Repeat every entry in the listing below, exactly.
============================================================
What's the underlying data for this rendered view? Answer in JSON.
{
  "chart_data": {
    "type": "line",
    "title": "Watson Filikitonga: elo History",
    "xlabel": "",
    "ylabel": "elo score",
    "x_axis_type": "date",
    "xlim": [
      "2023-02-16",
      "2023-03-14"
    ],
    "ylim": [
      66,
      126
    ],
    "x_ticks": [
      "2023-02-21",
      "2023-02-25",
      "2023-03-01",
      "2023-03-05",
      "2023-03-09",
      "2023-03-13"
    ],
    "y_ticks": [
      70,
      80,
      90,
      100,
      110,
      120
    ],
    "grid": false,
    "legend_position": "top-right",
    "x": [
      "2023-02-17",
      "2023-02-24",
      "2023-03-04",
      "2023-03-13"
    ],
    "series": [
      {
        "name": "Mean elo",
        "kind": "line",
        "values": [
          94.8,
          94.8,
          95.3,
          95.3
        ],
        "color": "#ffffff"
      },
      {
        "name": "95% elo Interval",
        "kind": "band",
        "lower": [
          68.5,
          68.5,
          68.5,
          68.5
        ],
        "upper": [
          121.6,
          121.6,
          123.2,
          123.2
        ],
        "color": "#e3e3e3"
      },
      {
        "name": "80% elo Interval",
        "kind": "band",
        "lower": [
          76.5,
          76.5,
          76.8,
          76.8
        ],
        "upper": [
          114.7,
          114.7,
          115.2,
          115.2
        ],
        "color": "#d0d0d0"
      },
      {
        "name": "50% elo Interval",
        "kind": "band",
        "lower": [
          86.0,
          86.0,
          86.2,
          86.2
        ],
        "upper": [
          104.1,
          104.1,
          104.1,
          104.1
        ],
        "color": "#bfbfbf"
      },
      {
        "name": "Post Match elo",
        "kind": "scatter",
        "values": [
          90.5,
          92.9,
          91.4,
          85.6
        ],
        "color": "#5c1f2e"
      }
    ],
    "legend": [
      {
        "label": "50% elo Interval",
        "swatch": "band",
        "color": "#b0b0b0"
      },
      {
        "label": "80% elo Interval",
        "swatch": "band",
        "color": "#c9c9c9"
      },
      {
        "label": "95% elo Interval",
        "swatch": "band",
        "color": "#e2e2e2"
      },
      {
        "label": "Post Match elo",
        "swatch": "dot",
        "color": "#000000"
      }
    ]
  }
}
============================================================
▶ **TASK RESULT**:
What's the underlying data for this rendered view? Answer in JSON.
{
  "chart_data": {
    "type": "line",
    "title": "Watson Filikitonga: elo History",
    "xlabel": "",
    "ylabel": "elo score",
    "x_axis_type": "date",
    "xlim": [
      "2023-02-16",
      "2023-03-14"
    ],
    "ylim": [
      66,
      126
    ],
    "x_ticks": [
      "2023-02-21",
      "2023-02-25",
      "2023-03-01",
      "2023-03-05",
      "2023-03-09",
      "2023-03-13"
    ],
    "y_ticks": [
      70,
      80,
      90,
      100,
      110,
      120
    ],
    "grid": false,
    "legend_position": "top-right",
    "x": [
      "2023-02-17",
      "2023-02-24",
      "2023-03-04",
      "2023-03-13"
    ],
    "series": [
      {
        "name": "Mean elo",
        "kind": "line",
        "values": [
          94.8,
          94.8,
          95.3,
          95.3
        ],
        "color": "#ffffff"
      },
      {
        "name": "95% elo Interval",
        "kind": "band",
        "lower": [
          68.5,
          68.5,
          68.5,
          68.5
        ],
        "upper": [
          121.6,
          121.6,
          123.2,
          123.2
        ],
        "color": "#e3e3e3"
      },
      {
        "name": "80% elo Interval",
        "kind": "band",
        "lower": [
          76.5,
          76.5,
          76.8,
          76.8
        ],
        "upper": [
          114.7,
          114.7,
          115.2,
          115.2
        ],
        "color": "#d0d0d0"
      },
      {
        "name": "50% elo Interval",
        "kind": "band",
        "lower": [
          86.0,
          86.0,
          86.2,
          86.2
        ],
        "upper": [
          104.1,
          104.1,
          104.1,
          104.1
        ],
        "color": "#bfbfbf"
      },
      {
        "name": "Post Match elo",
        "kind": "scatter",
        "values": [
          90.5,
          92.9,
          91.4,
          85.6
        ],
        "color": "#5c1f2e"
      }
    ],
    "legend": [
      {
        "label": "50% elo Interval",
        "swatch": "band",
        "color": "#b0b0b0"
      },
      {
        "label": "80% elo Interval",
        "swatch": "band",
        "color": "#c9c9c9"
      },
      {
        "label": "95% elo Interval",
        "swatch": "band",
        "color": "#e2e2e2"
      },
      {
        "label": "Post Match elo",
        "swatch": "dot",
        "color": "#000000"
      }
    ]
  }
}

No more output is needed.